▶ [Input data]
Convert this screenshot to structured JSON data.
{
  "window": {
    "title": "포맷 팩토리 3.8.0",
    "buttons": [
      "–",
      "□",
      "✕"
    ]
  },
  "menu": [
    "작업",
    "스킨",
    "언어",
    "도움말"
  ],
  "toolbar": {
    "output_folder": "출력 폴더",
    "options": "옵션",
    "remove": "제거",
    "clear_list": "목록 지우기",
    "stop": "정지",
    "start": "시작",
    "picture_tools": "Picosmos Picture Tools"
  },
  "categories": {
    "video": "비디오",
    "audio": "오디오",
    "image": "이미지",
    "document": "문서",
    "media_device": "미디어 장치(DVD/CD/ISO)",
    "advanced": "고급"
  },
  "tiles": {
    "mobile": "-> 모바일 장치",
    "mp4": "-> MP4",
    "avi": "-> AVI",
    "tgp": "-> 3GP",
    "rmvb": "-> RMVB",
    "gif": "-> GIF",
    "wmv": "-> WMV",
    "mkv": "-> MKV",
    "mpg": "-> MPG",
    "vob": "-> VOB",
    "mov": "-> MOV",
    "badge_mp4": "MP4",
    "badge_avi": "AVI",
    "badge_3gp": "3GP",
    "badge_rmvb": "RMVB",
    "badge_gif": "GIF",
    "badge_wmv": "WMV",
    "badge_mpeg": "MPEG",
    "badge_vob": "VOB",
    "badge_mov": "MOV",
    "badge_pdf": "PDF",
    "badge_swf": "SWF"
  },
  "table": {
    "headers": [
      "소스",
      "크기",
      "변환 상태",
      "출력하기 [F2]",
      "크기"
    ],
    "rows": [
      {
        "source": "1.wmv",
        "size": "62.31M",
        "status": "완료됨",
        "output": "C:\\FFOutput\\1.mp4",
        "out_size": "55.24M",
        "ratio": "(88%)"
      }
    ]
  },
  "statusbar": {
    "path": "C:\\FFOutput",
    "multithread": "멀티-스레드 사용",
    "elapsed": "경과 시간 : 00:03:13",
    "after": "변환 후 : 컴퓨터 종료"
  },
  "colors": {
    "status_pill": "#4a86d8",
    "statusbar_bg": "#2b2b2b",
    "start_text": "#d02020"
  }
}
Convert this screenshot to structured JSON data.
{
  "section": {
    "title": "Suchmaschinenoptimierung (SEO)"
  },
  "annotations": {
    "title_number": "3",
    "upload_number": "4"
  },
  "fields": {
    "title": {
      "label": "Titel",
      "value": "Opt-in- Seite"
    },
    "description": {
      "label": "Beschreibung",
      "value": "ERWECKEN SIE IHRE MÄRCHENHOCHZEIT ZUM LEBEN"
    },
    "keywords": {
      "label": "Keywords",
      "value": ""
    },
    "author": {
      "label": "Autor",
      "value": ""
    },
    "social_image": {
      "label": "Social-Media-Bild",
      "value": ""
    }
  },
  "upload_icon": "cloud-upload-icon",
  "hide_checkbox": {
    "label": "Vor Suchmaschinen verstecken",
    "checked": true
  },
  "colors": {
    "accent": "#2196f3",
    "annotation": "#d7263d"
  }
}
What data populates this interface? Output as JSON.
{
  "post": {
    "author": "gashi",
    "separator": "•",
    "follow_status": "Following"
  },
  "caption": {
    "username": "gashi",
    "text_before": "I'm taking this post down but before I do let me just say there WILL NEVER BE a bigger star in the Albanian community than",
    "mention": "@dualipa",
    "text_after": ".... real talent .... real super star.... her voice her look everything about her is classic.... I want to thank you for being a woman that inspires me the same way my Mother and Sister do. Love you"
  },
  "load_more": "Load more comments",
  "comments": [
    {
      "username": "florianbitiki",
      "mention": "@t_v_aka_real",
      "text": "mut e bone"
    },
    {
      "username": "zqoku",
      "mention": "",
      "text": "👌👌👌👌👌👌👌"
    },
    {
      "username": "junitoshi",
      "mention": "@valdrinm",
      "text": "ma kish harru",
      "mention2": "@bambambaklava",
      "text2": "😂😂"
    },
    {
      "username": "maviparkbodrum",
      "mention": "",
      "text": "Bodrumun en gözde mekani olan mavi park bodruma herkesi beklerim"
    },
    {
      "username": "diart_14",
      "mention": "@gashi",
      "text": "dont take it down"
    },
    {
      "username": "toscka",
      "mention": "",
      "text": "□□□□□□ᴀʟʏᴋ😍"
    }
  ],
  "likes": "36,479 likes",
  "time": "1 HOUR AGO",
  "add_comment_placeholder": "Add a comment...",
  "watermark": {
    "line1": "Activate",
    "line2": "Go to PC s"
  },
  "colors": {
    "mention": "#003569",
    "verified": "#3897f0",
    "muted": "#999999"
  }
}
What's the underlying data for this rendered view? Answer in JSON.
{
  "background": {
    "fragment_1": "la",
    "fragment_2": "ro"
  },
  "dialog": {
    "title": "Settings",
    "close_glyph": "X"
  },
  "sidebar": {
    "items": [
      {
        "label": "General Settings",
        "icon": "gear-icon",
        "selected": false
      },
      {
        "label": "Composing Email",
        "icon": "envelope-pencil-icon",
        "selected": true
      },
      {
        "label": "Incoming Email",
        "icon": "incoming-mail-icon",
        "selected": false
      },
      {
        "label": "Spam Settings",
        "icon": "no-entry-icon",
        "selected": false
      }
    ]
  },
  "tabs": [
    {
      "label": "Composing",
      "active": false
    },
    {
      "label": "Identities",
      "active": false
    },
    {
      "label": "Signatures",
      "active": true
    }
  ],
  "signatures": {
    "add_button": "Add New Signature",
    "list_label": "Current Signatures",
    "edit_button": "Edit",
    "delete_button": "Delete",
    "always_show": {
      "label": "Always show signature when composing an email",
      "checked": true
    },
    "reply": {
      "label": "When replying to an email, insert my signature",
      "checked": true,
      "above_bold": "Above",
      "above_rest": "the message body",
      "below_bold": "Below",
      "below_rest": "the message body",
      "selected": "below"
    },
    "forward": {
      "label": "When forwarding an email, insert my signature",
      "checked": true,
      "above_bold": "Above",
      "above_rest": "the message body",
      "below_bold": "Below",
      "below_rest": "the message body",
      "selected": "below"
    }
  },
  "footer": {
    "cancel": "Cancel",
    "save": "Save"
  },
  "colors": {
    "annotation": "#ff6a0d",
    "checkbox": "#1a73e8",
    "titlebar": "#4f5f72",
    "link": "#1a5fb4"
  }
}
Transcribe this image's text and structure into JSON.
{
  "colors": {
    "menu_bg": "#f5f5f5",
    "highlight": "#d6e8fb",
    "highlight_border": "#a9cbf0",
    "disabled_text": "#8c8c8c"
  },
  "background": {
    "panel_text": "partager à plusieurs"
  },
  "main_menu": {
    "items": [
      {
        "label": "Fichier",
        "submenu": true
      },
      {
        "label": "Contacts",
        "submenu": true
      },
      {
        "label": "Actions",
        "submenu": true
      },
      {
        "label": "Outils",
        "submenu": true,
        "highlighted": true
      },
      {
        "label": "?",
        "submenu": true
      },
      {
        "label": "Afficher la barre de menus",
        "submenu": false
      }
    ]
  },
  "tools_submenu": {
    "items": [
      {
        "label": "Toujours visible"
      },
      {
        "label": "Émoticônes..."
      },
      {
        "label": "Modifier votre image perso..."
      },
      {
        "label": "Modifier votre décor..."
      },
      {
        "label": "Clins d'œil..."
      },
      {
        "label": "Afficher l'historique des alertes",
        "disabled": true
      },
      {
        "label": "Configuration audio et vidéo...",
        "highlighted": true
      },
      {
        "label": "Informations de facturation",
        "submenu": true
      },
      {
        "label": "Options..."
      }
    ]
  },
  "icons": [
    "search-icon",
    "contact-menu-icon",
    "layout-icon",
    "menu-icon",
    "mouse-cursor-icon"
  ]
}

▶ [Stated problem] Return the whole listing exactly.

▶ [Exercise response]
Convert this screenshot to structured JSON data.
{
  "window": {
    "title": "포맷 팩토리 3.8.0",
    "buttons": [
      "–",
      "□",
      "✕"
    ]
  },
  "menu": [
    "작업",
    "스킨",
    "언어",
    "도움말"
  ],
  "toolbar": {
    "output_folder": "출력 폴더",
    "options": "옵션",
    "remove": "제거",
    "clear_list": "목록 지우기",
    "stop": "정지",
    "start": "시작",
    "picture_tools": "Picosmos Picture Tools"
  },
  "categories": {
    "video": "비디오",
    "audio": "오디오",
    "image": "이미지",
    "document": "문서",
    "media_device": "미디어 장치(DVD/CD/ISO)",
    "advanced": "고급"
  },
  "tiles": {
    "mobile": "-> 모바일 장치",
    "mp4": "-> MP4",
    "avi": "-> AVI",
    "tgp": "-> 3GP",
    "rmvb": "-> RMVB",
    "gif": "-> GIF",
    "wmv": "-> WMV",
    "mkv": "-> MKV",
    "mpg": "-> MPG",
    "vob": "-> VOB",
    "mov": "-> MOV",
    "badge_mp4": "MP4",
    "badge_avi": "AVI",
    "badge_3gp": "3GP",
    "badge_rmvb": "RMVB",
    "badge_gif": "GIF",
    "badge_wmv": "WMV",
    "badge_mpeg": "MPEG",
    "badge_vob": "VOB",
    "badge_mov": "MOV",
    "badge_pdf": "PDF",
    "badge_swf": "SWF"
  },
  "table": {
    "headers": [
      "소스",
      "크기",
      "변환 상태",
      "출력하기 [F2]",
      "크기"
    ],
    "rows": [
      {
        "source": "1.wmv",
        "size": "62.31M",
        "status": "완료됨",
        "output": "C:\\FFOutput\\1.mp4",
        "out_size": "55.24M",
        "ratio": "(88%)"
      }
    ]
  },
  "statusbar": {
    "path": "C:\\FFOutput",
    "multithread": "멀티-스레드 사용",
    "elapsed": "경과 시간 : 00:03:13",
    "after": "변환 후 : 컴퓨터 종료"
  },
  "colors": {
    "status_pill": "#4a86d8",
    "statusbar_bg": "#2b2b2b",
    "start_text": "#d02020"
  }
}
Convert this screenshot to structured JSON data.
{
  "section": {
    "title": "Suchmaschinenoptimierung (SEO)"
  },
  "annotations": {
    "title_number": "3",
    "upload_number": "4"
  },
  "fields": {
    "title": {
      "label": "Titel",
      "value": "Opt-in- Seite"
    },
    "description": {
      "label": "Beschreibung",
      "value": "ERWECKEN SIE IHRE MÄRCHENHOCHZEIT ZUM LEBEN"
    },
    "keywords": {
      "label": "Keywords",
      "value": ""
    },
    "author": {
      "label": "Autor",
      "value": ""
    },
    "social_image": {
      "label": "Social-Media-Bild",
      "value": ""
    }
  },
  "upload_icon": "cloud-upload-icon",
  "hide_checkbox": {
    "label": "Vor Suchmaschinen verstecken",
    "checked": true
  },
  "colors": {
    "accent": "#2196f3",
    "annotation": "#d7263d"
  }
}
What data populates this interface? Output as JSON.
{
  "post": {
    "author": "gashi",
    "separator": "•",
    "follow_status": "Following"
  },
  "caption": {
    "username": "gashi",
    "text_before": "I'm taking this post down but before I do let me just say there WILL NEVER BE a bigger star in the Albanian community than",
    "mention": "@dualipa",
    "text_after": ".... real talent .... real super star.... her voice her look everything about her is classic.... I want to thank you for being a woman that inspires me the same way my Mother and Sister do. Love you"
  },
  "load_more": "Load more comments",
  "comments": [
    {
      "username": "florianbitiki",
      "mention": "@t_v_aka_real",
      "text": "mut e bone"
    },
    {
      "username": "zqoku",
      "mention": "",
      "text": "👌👌👌👌👌👌👌"
    },
    {
      "username": "junitoshi",
      "mention": "@valdrinm",
      "text": "ma kish harru",
      "mention2": "@bambambaklava",
      "text2": "😂😂"
    },
    {
      "username": "maviparkbodrum",
      "mention": "",
      "text": "Bodrumun en gözde mekani olan mavi park bodruma herkesi beklerim"
    },
    {
      "username": "diart_14",
      "mention": "@gashi",
      "text": "dont take it down"
    },
    {
      "username": "toscka",
      "mention": "",
      "text": "□□□□□□ᴀʟʏᴋ😍"
    }
  ],
  "likes": "36,479 likes",
  "time": "1 HOUR AGO",
  "add_comment_placeholder": "Add a comment...",
  "watermark": {
    "line1": "Activate",
    "line2": "Go to PC s"
  },
  "colors": {
    "mention": "#003569",
    "verified": "#3897f0",
    "muted": "#999999"
  }
}
What's the underlying data for this rendered view? Answer in JSON.
{
  "background": {
    "fragment_1": "la",
    "fragment_2": "ro"
  },
  "dialog": {
    "title": "Settings",
    "close_glyph": "X"
  },
  "sidebar": {
    "items": [
      {
        "label": "General Settings",
        "icon": "gear-icon",
        "selected": false
      },
      {
        "label": "Composing Email",
        "icon": "envelope-pencil-icon",
        "selected": true
      },
      {
        "label": "Incoming Email",
        "icon": "incoming-mail-icon",
        "selected": false
      },
      {
        "label": "Spam Settings",
        "icon": "no-entry-icon",
        "selected": false
      }
    ]
  },
  "tabs": [
    {
      "label": "Composing",
      "active": false
    },
    {
      "label": "Identities",
      "active": false
    },
    {
      "label": "Signatures",
      "active": true
    }
  ],
  "signatures": {
    "add_button": "Add New Signature",
    "list_label": "Current Signatures",
    "edit_button": "Edit",
    "delete_button": "Delete",
    "always_show": {
      "label": "Always show signature when composing an email",
      "checked": true
    },
    "reply": {
      "label": "When replying to an email, insert my signature",
      "checked": true,
      "above_bold": "Above",
      "above_rest": "the message body",
      "below_bold": "Below",
      "below_rest": "the message body",
      "selected": "below"
    },
    "forward": {
      "label": "When forwarding an email, insert my signature",
      "checked": true,
      "above_bold": "Above",
      "above_rest": "the message body",
      "below_bold": "Below",
      "below_rest": "the message body",
      "selected": "below"
    }
  },
  "footer": {
    "cancel": "Cancel",
    "save": "Save"
  },
  "colors": {
    "annotation": "#ff6a0d",
    "checkbox": "#1a73e8",
    "titlebar": "#4f5f72",
    "link": "#1a5fb4"
  }
}
Transcribe this image's text and structure into JSON.
{
  "colors": {
    "menu_bg": "#f5f5f5",
    "highlight": "#d6e8fb",
    "highlight_border": "#a9cbf0",
    "disabled_text": "#8c8c8c"
  },
  "background": {
    "panel_text": "partager à plusieurs"
  },
  "main_menu": {
    "items": [
      {
        "label": "Fichier",
        "submenu": true
      },
      {
        "label": "Contacts",
        "submenu": true
      },
      {
        "label": "Actions",
        "submenu": true
      },
      {
        "label": "Outils",
        "submenu": true,
        "highlighted": true
      },
      {
        "label": "?",
        "submenu": true
      },
      {
        "label": "Afficher la barre de menus",
        "submenu": false
      }
    ]
  },
  "tools_submenu": {
    "items": [
      {
        "label": "Toujours visible"
      },
      {
        "label": "Émoticônes..."
      },
      {
        "label": "Modifier votre image perso..."
      },
      {
        "label": "Modifier votre décor..."
      },
      {
        "label": "Clins d'œil..."
      },
      {
        "label": "Afficher l'historique des alertes",
        "disabled": true
      },
      {
        "label": "Configuration audio et vidéo...",
        "highlighted": true
      },
      {
        "label": "Informations de facturation",
        "submenu": true
      },
      {
        "label": "Options..."
      }
    ]
  },
  "icons": [
    "search-icon",
    "contact-menu-icon",
    "layout-icon",
    "menu-icon",
    "mouse-cursor-icon"
  ]
}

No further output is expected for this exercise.